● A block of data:
-- START --

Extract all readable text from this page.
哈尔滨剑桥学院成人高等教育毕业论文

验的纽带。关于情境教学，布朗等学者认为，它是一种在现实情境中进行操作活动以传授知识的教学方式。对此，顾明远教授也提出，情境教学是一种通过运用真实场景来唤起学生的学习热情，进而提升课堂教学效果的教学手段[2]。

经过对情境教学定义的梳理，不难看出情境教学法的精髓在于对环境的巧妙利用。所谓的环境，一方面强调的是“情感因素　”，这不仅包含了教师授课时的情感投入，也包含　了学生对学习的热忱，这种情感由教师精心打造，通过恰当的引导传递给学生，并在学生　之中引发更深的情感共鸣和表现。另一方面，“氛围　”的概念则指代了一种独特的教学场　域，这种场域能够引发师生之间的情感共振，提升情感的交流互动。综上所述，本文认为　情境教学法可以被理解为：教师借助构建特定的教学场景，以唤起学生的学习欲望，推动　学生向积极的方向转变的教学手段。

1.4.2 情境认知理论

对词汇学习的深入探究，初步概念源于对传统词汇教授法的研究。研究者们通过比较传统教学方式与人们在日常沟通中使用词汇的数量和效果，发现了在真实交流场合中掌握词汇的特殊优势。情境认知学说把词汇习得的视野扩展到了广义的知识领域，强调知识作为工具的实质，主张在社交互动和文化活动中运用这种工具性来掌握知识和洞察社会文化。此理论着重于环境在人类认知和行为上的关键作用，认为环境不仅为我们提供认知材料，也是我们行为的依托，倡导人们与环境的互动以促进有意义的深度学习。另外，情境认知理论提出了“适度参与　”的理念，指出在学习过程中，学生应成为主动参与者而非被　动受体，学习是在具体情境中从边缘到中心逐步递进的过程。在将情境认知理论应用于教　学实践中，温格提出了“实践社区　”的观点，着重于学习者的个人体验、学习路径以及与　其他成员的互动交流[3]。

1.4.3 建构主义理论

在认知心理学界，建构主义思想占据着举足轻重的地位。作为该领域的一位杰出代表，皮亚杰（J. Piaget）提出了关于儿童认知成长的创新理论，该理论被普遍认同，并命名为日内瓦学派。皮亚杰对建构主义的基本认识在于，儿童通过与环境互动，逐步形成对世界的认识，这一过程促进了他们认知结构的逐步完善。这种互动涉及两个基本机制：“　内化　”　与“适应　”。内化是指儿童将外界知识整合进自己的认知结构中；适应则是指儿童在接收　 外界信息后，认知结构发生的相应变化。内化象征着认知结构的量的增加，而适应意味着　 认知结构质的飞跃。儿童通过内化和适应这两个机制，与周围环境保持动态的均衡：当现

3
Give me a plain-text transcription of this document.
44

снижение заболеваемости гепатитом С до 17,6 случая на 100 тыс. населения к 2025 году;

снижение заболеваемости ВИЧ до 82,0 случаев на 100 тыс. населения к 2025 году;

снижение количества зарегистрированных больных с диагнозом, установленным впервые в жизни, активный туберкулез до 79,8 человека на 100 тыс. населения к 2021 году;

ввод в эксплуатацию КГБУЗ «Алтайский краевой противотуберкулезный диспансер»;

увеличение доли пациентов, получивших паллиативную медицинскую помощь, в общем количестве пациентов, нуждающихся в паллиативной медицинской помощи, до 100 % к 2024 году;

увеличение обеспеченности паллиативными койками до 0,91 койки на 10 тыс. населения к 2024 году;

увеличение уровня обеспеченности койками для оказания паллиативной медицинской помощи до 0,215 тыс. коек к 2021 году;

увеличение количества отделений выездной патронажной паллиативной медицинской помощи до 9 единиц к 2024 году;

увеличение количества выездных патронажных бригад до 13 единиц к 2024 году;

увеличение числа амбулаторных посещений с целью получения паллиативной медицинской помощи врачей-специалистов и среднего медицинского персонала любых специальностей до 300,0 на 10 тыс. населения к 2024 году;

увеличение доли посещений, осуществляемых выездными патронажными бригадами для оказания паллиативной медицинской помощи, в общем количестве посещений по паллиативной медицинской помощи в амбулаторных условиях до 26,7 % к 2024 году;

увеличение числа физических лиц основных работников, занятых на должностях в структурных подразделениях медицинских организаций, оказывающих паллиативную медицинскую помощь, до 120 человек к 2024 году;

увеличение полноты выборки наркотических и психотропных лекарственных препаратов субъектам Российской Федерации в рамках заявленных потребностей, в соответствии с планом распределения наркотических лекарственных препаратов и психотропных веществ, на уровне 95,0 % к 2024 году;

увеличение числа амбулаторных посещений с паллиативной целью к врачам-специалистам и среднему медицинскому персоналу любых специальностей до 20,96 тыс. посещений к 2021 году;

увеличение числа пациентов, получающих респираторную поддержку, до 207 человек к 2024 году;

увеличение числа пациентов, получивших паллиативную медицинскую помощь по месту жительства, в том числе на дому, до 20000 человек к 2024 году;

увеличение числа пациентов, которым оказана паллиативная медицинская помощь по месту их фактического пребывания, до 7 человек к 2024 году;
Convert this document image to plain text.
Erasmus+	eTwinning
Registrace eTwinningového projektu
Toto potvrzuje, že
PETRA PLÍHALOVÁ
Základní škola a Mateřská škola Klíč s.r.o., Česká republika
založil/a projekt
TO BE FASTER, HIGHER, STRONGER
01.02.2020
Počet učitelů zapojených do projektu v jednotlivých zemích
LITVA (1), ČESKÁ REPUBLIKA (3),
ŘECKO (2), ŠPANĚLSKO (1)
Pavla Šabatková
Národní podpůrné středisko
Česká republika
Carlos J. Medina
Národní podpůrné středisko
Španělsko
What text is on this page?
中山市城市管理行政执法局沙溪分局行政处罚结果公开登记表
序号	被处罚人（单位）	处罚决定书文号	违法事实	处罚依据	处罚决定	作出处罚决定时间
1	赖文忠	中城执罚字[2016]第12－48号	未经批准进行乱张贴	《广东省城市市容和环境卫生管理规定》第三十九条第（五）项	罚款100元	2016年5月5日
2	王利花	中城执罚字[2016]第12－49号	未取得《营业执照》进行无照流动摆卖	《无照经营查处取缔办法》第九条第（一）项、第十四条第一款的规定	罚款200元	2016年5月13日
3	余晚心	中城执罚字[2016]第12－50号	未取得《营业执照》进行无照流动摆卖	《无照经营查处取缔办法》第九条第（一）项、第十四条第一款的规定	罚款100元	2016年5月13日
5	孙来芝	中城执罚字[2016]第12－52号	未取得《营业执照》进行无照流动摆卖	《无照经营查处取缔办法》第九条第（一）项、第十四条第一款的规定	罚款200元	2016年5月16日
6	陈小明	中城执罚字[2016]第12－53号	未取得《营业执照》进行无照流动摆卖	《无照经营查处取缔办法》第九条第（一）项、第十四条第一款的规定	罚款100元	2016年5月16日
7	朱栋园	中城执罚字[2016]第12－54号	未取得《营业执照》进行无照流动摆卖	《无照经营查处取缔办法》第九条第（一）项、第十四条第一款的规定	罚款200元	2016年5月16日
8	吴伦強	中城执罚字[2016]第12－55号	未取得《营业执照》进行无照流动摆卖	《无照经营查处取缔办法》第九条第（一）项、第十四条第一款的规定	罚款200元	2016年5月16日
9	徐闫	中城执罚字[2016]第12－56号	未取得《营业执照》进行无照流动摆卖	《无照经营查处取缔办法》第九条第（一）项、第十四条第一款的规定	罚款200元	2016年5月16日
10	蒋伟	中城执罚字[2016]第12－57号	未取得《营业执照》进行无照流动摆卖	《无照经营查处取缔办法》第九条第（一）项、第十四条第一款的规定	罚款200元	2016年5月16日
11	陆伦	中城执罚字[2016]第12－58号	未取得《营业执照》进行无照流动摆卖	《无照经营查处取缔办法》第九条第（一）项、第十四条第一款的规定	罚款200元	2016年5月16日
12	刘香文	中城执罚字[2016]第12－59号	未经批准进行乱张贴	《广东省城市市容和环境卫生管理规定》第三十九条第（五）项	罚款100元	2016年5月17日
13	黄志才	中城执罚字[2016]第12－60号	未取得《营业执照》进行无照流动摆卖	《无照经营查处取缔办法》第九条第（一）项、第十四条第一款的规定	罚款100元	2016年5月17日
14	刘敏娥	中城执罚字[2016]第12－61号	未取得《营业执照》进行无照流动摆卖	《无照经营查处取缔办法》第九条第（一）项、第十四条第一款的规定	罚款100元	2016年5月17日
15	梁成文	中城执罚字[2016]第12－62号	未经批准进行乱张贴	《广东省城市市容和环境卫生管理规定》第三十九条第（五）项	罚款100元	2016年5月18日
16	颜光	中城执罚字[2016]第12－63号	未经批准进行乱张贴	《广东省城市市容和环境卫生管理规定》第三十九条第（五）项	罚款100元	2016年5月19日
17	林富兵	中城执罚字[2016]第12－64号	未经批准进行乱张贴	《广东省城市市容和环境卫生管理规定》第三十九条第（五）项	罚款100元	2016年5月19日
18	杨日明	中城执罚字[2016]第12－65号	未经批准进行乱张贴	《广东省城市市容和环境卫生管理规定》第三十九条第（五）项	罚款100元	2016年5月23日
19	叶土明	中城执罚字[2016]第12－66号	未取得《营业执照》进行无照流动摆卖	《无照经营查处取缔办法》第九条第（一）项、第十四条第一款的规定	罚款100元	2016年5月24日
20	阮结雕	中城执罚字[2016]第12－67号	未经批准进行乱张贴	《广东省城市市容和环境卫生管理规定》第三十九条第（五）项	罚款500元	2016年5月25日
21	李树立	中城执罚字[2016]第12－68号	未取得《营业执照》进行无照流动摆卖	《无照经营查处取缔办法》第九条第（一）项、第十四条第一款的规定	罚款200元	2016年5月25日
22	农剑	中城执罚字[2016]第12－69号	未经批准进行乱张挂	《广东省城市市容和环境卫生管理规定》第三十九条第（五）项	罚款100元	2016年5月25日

-- END --

● DIRECTION:
Copy out each line that contains the word "получивших".

● FULL RESPONSE:
увеличение доли пациентов, получивших паллиативную медицинскую помощь, в общем количестве пациентов, нуждающихся в паллиативной медицинской помощи, до 100 % к 2024 году;
увеличение числа пациентов, получивших паллиативную медицинскую помощь по месту жительства, в том числе на дому, до 20000 человек к 2024 году;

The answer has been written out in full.